Recorded data:

::::::::::

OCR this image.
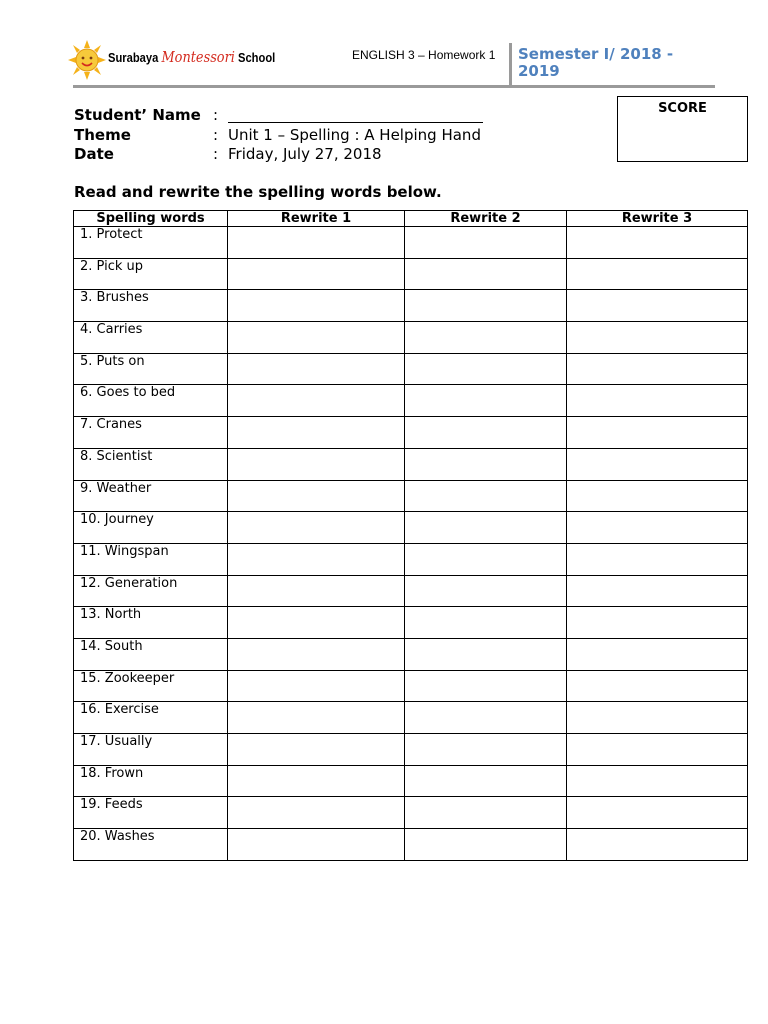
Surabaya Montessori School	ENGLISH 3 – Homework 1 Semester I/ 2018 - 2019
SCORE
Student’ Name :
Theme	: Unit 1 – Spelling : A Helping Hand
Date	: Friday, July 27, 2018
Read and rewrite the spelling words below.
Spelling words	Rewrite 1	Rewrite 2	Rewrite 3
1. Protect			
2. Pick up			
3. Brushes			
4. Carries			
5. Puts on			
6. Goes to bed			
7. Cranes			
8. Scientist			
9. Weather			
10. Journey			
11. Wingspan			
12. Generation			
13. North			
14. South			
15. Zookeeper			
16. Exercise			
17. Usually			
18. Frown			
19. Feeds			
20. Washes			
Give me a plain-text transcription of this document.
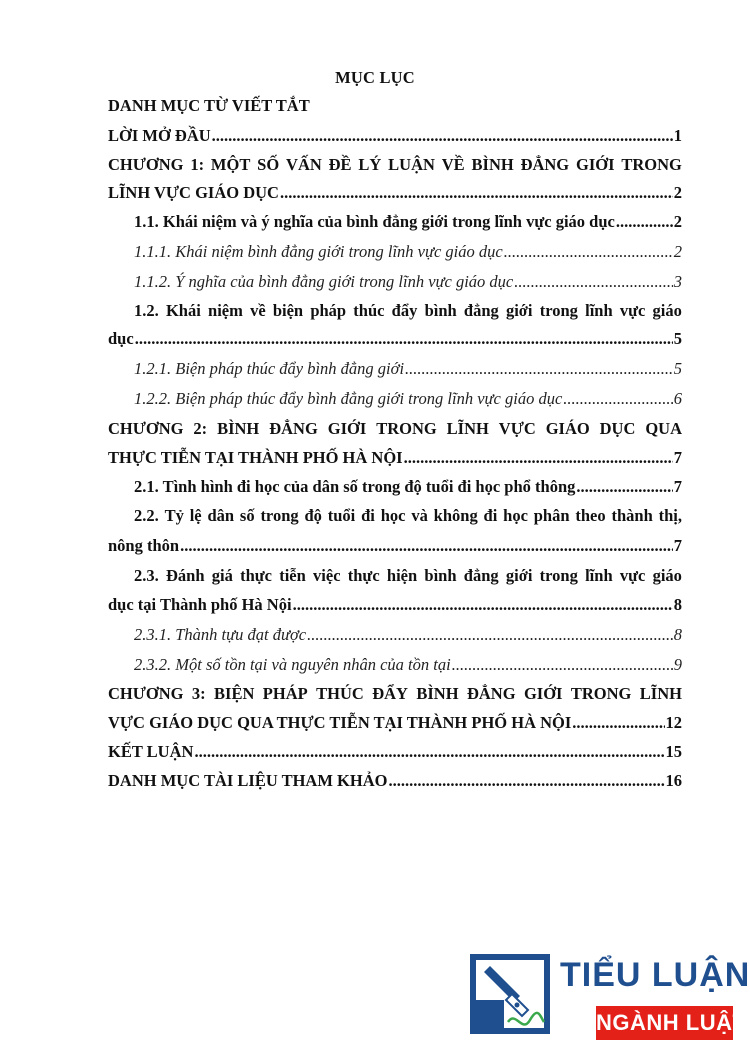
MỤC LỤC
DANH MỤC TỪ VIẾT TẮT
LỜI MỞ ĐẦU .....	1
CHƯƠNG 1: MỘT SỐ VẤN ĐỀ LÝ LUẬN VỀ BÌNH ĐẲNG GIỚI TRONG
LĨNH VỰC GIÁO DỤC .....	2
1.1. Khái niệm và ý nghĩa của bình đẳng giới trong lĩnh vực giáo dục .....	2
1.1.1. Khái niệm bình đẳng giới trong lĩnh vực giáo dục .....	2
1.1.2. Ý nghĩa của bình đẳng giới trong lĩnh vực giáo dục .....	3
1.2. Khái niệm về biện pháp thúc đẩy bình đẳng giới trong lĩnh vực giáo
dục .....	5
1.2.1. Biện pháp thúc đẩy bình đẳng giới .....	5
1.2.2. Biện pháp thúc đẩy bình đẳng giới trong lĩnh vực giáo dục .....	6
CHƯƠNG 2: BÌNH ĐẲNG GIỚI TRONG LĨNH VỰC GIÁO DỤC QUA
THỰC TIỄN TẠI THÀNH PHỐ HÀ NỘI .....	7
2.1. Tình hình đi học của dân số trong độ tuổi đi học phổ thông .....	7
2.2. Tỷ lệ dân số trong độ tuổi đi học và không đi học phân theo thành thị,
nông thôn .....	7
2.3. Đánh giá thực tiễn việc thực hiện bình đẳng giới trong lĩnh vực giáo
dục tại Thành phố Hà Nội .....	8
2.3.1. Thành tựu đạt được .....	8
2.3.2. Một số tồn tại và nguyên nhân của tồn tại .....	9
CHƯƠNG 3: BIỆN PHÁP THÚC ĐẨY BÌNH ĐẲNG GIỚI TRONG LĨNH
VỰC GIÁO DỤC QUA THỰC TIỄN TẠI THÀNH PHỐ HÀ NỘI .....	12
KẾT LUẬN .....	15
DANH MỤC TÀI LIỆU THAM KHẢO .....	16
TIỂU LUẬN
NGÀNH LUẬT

::::::::::

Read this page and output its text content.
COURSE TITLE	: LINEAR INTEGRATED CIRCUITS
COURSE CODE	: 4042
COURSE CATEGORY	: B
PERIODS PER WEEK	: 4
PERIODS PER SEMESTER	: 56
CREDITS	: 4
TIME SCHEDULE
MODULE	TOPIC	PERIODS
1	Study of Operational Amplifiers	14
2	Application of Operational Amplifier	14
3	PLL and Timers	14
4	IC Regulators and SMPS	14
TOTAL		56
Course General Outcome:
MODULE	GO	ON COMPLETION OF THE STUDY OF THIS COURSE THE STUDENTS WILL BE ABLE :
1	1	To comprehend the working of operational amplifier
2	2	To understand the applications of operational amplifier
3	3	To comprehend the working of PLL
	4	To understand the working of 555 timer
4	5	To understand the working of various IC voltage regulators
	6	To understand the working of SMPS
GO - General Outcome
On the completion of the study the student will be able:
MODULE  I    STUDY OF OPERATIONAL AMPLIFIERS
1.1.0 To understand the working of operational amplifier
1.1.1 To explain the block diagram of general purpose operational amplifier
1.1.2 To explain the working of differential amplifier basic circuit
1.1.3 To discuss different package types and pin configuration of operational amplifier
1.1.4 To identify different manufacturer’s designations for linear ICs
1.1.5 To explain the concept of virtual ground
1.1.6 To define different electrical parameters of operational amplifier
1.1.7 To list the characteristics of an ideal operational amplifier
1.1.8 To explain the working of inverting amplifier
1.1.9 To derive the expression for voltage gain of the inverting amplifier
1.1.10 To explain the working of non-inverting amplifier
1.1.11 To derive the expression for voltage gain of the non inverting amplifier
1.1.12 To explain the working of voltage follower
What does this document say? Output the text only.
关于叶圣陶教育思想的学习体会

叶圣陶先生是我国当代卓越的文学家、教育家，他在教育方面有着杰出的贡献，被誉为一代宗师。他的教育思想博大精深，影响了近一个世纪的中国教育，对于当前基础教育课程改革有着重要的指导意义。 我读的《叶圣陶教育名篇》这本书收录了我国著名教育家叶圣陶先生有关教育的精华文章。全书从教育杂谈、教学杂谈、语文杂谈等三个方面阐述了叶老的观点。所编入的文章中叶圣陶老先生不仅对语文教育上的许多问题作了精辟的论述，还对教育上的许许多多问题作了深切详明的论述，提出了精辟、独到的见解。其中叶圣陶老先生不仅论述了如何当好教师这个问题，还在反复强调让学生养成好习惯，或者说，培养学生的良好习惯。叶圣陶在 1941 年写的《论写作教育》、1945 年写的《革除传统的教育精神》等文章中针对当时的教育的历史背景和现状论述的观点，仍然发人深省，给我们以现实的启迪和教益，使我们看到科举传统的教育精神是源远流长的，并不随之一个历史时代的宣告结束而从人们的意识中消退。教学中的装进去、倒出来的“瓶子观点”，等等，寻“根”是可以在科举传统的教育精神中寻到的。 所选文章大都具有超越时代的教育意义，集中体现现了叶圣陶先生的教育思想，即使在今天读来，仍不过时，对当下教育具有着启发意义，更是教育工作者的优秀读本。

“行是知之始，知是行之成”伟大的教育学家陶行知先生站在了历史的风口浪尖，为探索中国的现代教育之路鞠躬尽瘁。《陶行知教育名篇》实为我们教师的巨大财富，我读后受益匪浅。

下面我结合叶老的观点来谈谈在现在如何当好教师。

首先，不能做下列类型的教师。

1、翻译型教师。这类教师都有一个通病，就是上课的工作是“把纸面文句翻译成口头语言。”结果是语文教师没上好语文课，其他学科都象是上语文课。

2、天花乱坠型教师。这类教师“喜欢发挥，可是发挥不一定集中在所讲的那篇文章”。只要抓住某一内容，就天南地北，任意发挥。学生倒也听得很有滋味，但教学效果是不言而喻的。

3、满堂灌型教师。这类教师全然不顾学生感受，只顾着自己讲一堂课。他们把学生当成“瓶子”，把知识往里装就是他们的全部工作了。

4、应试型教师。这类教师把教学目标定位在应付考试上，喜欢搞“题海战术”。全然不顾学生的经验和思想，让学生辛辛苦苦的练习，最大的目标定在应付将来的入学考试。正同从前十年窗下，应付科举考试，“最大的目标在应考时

::::::::::

• SHORT EXERCISE:
Copy every line of the records above that holds the word "niệm".

• RESPONSE:
1.1. Khái niệm và ý nghĩa của bình đẳng giới trong lĩnh vực giáo dục .....	2
1.1.1. Khái niệm bình đẳng giới trong lĩnh vực giáo dục .....	2
1.2. Khái niệm về biện pháp thúc đẩy bình đẳng giới trong lĩnh vực giáo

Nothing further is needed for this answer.